----- THE DATA -----

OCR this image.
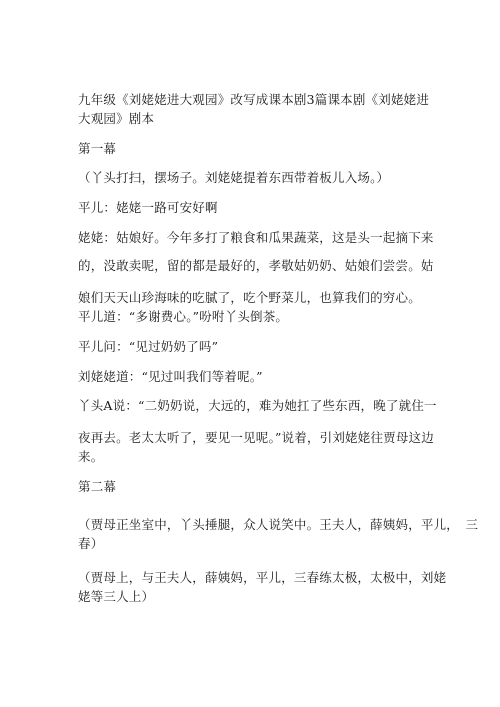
九年级《刘姥姥进大观园》改写成课本剧3篇课本剧《刘姥姥进
大观园》剧本
第一幕
（丫头打扫，摆场子。刘姥姥提着东西带着板儿入场。）
平儿：姥姥一路可安好啊
姥姥：姑娘好。今年多打了粮食和瓜果蔬菜，这是头一起摘下来
的，没敢卖呢，留的都是最好的，孝敬姑奶奶、姑娘们尝尝。姑
娘们天天山珍海味的吃腻了，吃个野菜儿，也算我们的穷心。
平儿道：“多谢费心。”吩咐丫头倒茶。
平儿问：“见过奶奶了吗”
刘姥姥道：“见过叫我们等着呢。”
丫头A说：“二奶奶说，大远的，难为她扛了些东西，晚了就住一
夜再去。老太太听了，要见一见呢。”说着，引刘姥姥往贾母这边
来。
第二幕
（贾母正坐室中，丫头捶腿，众人说笑中。王夫人，薛姨妈，平儿，　三
春）
（贾母上，与王夫人，薛姨妈，平儿，三春练太极，太极中，刘姥
姥等三人上）
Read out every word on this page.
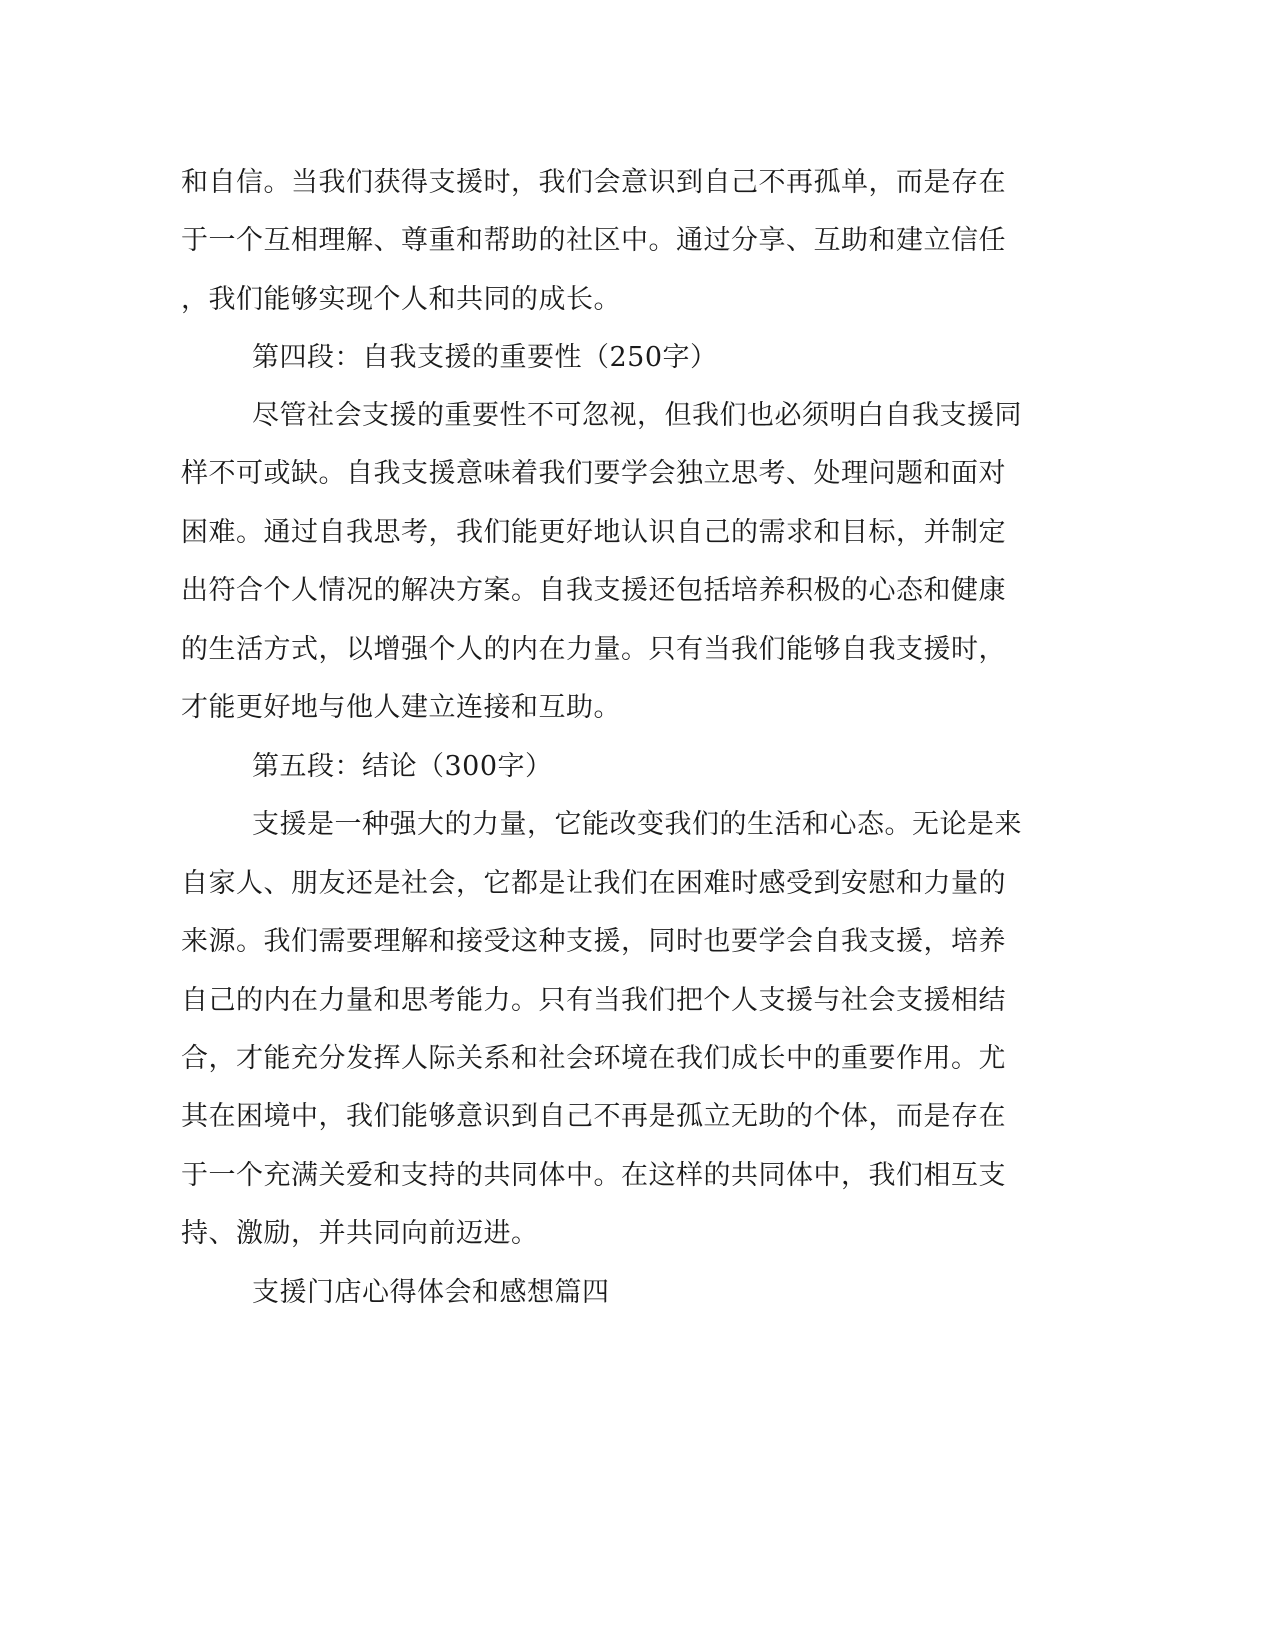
和自信。当我们获得支援时，我们会意识到自己不再孤单，而是存在
于一个互相理解、尊重和帮助的社区中。通过分享、互助和建立信任
，我们能够实现个人和共同的成长。
第四段：自我支援的重要性（250字）
尽管社会支援的重要性不可忽视，但我们也必须明白自我支援同
样不可或缺。自我支援意味着我们要学会独立思考、处理问题和面对
困难。通过自我思考，我们能更好地认识自己的需求和目标，并制定
出符合个人情况的解决方案。自我支援还包括培养积极的心态和健康
的生活方式，以增强个人的内在力量。只有当我们能够自我支援时，
才能更好地与他人建立连接和互助。
第五段：结论（300字）
支援是一种强大的力量，它能改变我们的生活和心态。无论是来
自家人、朋友还是社会，它都是让我们在困难时感受到安慰和力量的
来源。我们需要理解和接受这种支援，同时也要学会自我支援，培养
自己的内在力量和思考能力。只有当我们把个人支援与社会支援相结
合，才能充分发挥人际关系和社会环境在我们成长中的重要作用。尤
其在困境中，我们能够意识到自己不再是孤立无助的个体，而是存在
于一个充满关爱和支持的共同体中。在这样的共同体中，我们相互支
持、激励，并共同向前迈进。
支援门店心得体会和感想篇四
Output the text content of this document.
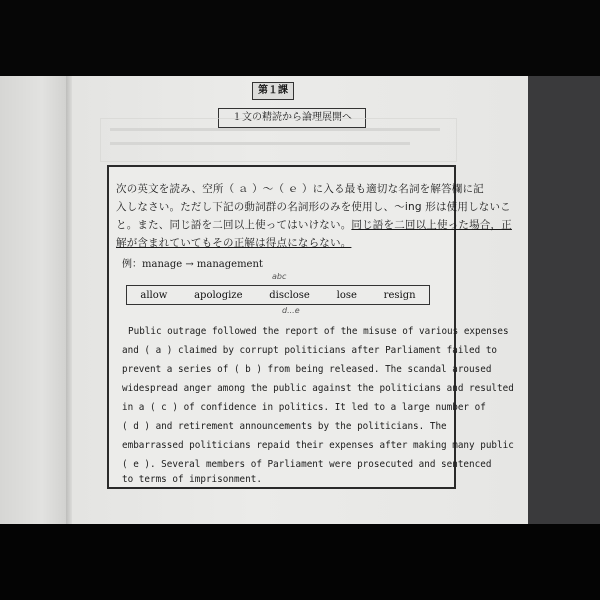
第１課
１文の精読から論理展開へ
次の英文を読み、空所（ ａ ）～（ ｅ ）に入る最も適切な名詞を解答欄に記
入しなさい。ただし下記の動詞群の名詞形のみを使用し、～ing 形は使用しないこ
と。また、同じ語を二回以上使ってはいけない。同じ語を二回以上使った場合，正
解が含まれていてもその正解は得点にならない。
例：manage → management
abc
d...e
allow	apologize	disclose	lose	resign
Public outrage followed the report of the misuse of various expenses
and ( a ) claimed by corrupt politicians after Parliament failed to
prevent a series of ( b ) from being released. The scandal aroused
widespread anger among the public against the politicians and resulted
in a ( c ) of confidence in politics. It led to a large number of
( d ) and retirement announcements by the politicians. The
embarrassed politicians repaid their expenses after making many public
( e ). Several members of Parliament were prosecuted and sentenced
to terms of imprisonment.
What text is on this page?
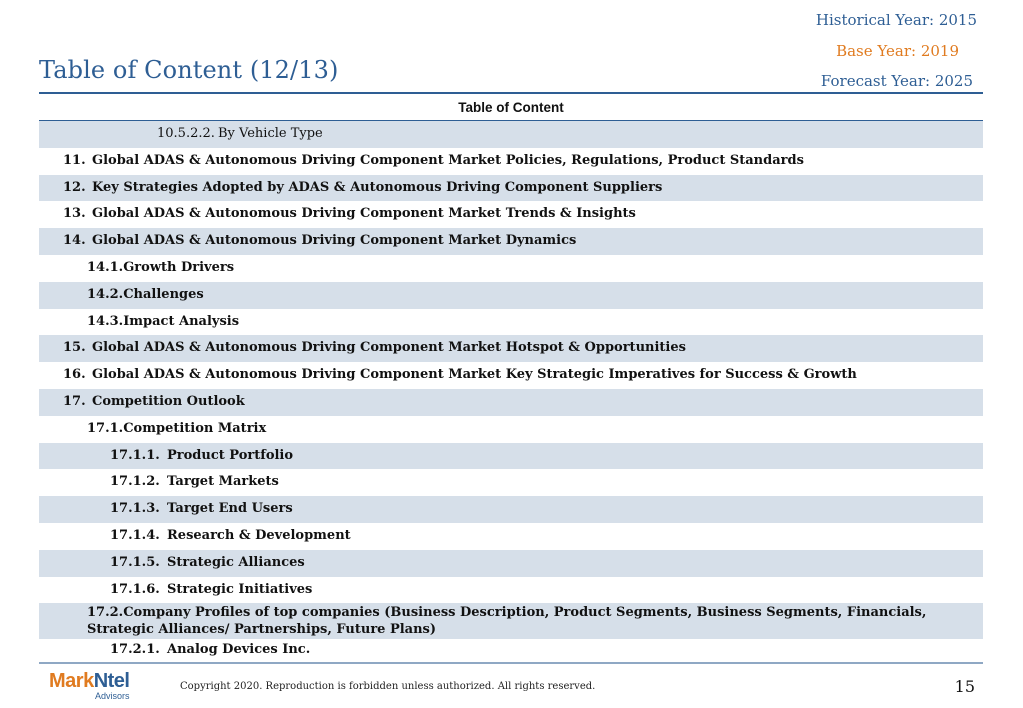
Historical Year: 2015
Base Year: 2019
Forecast Year: 2025
Table of Content (12/13)
Table of Content
10.5.2.2. By Vehicle Type
11. Global ADAS & Autonomous Driving Component Market Policies, Regulations, Product Standards
12. Key Strategies Adopted by ADAS & Autonomous Driving Component Suppliers
13. Global ADAS & Autonomous Driving Component Market Trends & Insights
14. Global ADAS & Autonomous Driving Component Market Dynamics
14.1.Growth Drivers
14.2.Challenges
14.3.Impact Analysis
15. Global ADAS & Autonomous Driving Component Market Hotspot & Opportunities
16. Global ADAS & Autonomous Driving Component Market Key Strategic Imperatives for Success & Growth
17. Competition Outlook
17.1.Competition Matrix
17.1.1. Product Portfolio
17.1.2. Target Markets
17.1.3. Target End Users
17.1.4. Research & Development
17.1.5. Strategic Alliances
17.1.6. Strategic Initiatives
17.2.Company Profiles of top companies (Business Description, Product Segments, Business Segments, Financials, Strategic Alliances/ Partnerships, Future Plans)
17.2.1. Analog Devices Inc.
MarkNtel
Advisors
Copyright 2020. Reproduction is forbidden unless authorized. All rights reserved.	15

-----

_GIVEN EXERCISE:_
Scan the entries above. Copy each line that has the string "而是存在".

_WRITTEN ANSWER:_
和自信。当我们获得支援时，我们会意识到自己不再孤单，而是存在
其在困境中，我们能够意识到自己不再是孤立无助的个体，而是存在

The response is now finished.